## Your task
Set down, in full, every record in the block.

-=-=-=-=-

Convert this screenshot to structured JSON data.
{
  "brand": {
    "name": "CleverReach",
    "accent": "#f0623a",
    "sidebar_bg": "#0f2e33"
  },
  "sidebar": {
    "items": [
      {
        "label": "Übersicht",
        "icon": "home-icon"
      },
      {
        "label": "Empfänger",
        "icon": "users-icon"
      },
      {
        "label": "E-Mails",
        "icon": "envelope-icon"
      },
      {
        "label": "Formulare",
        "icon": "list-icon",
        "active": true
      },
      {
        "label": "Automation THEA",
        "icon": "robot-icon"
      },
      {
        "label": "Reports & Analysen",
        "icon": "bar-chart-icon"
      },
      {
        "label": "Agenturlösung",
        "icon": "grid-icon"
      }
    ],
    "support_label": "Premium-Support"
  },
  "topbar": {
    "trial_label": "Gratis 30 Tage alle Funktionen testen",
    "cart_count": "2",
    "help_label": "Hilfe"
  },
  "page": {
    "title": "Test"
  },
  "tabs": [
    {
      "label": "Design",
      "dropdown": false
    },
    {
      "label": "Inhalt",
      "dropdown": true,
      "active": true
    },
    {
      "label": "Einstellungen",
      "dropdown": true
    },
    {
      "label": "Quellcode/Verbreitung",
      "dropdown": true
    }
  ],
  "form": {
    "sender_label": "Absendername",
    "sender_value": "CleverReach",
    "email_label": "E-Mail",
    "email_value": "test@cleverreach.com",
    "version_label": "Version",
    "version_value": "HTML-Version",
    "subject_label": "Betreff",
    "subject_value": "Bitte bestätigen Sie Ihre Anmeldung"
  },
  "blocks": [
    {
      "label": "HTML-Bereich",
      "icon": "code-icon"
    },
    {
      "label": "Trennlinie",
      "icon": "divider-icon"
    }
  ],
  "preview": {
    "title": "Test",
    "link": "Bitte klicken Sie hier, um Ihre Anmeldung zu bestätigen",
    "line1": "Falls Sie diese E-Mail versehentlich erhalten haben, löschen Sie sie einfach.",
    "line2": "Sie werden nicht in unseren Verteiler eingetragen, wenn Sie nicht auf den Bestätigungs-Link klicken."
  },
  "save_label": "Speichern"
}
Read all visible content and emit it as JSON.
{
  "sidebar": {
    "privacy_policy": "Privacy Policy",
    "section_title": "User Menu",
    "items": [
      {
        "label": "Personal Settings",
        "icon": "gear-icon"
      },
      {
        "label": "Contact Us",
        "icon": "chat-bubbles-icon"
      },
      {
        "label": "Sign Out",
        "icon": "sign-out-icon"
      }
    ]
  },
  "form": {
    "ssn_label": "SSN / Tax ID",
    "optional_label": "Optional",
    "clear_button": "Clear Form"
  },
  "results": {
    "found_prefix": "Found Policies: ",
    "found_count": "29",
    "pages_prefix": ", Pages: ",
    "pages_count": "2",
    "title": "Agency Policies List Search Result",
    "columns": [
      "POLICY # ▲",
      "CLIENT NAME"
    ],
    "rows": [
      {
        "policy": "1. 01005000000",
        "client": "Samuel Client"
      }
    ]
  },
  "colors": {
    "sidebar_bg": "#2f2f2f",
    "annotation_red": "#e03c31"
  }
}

-=-=-=-=-

## Complete output
Convert this screenshot to structured JSON data.
{
  "brand": {
    "name": "CleverReach",
    "accent": "#f0623a",
    "sidebar_bg": "#0f2e33"
  },
  "sidebar": {
    "items": [
      {
        "label": "Übersicht",
        "icon": "home-icon"
      },
      {
        "label": "Empfänger",
        "icon": "users-icon"
      },
      {
        "label": "E-Mails",
        "icon": "envelope-icon"
      },
      {
        "label": "Formulare",
        "icon": "list-icon",
        "active": true
      },
      {
        "label": "Automation THEA",
        "icon": "robot-icon"
      },
      {
        "label": "Reports & Analysen",
        "icon": "bar-chart-icon"
      },
      {
        "label": "Agenturlösung",
        "icon": "grid-icon"
      }
    ],
    "support_label": "Premium-Support"
  },
  "topbar": {
    "trial_label": "Gratis 30 Tage alle Funktionen testen",
    "cart_count": "2",
    "help_label": "Hilfe"
  },
  "page": {
    "title": "Test"
  },
  "tabs": [
    {
      "label": "Design",
      "dropdown": false
    },
    {
      "label": "Inhalt",
      "dropdown": true,
      "active": true
    },
    {
      "label": "Einstellungen",
      "dropdown": true
    },
    {
      "label": "Quellcode/Verbreitung",
      "dropdown": true
    }
  ],
  "form": {
    "sender_label": "Absendername",
    "sender_value": "CleverReach",
    "email_label": "E-Mail",
    "email_value": "test@cleverreach.com",
    "version_label": "Version",
    "version_value": "HTML-Version",
    "subject_label": "Betreff",
    "subject_value": "Bitte bestätigen Sie Ihre Anmeldung"
  },
  "blocks": [
    {
      "label": "HTML-Bereich",
      "icon": "code-icon"
    },
    {
      "label": "Trennlinie",
      "icon": "divider-icon"
    }
  ],
  "preview": {
    "title": "Test",
    "link": "Bitte klicken Sie hier, um Ihre Anmeldung zu bestätigen",
    "line1": "Falls Sie diese E-Mail versehentlich erhalten haben, löschen Sie sie einfach.",
    "line2": "Sie werden nicht in unseren Verteiler eingetragen, wenn Sie nicht auf den Bestätigungs-Link klicken."
  },
  "save_label": "Speichern"
}
Read all visible content and emit it as JSON.
{
  "sidebar": {
    "privacy_policy": "Privacy Policy",
    "section_title": "User Menu",
    "items": [
      {
        "label": "Personal Settings",
        "icon": "gear-icon"
      },
      {
        "label": "Contact Us",
        "icon": "chat-bubbles-icon"
      },
      {
        "label": "Sign Out",
        "icon": "sign-out-icon"
      }
    ]
  },
  "form": {
    "ssn_label": "SSN / Tax ID",
    "optional_label": "Optional",
    "clear_button": "Clear Form"
  },
  "results": {
    "found_prefix": "Found Policies: ",
    "found_count": "29",
    "pages_prefix": ", Pages: ",
    "pages_count": "2",
    "title": "Agency Policies List Search Result",
    "columns": [
      "POLICY # ▲",
      "CLIENT NAME"
    ],
    "rows": [
      {
        "policy": "1. 01005000000",
        "client": "Samuel Client"
      }
    ]
  },
  "colors": {
    "sidebar_bg": "#2f2f2f",
    "annotation_red": "#e03c31"
  }
}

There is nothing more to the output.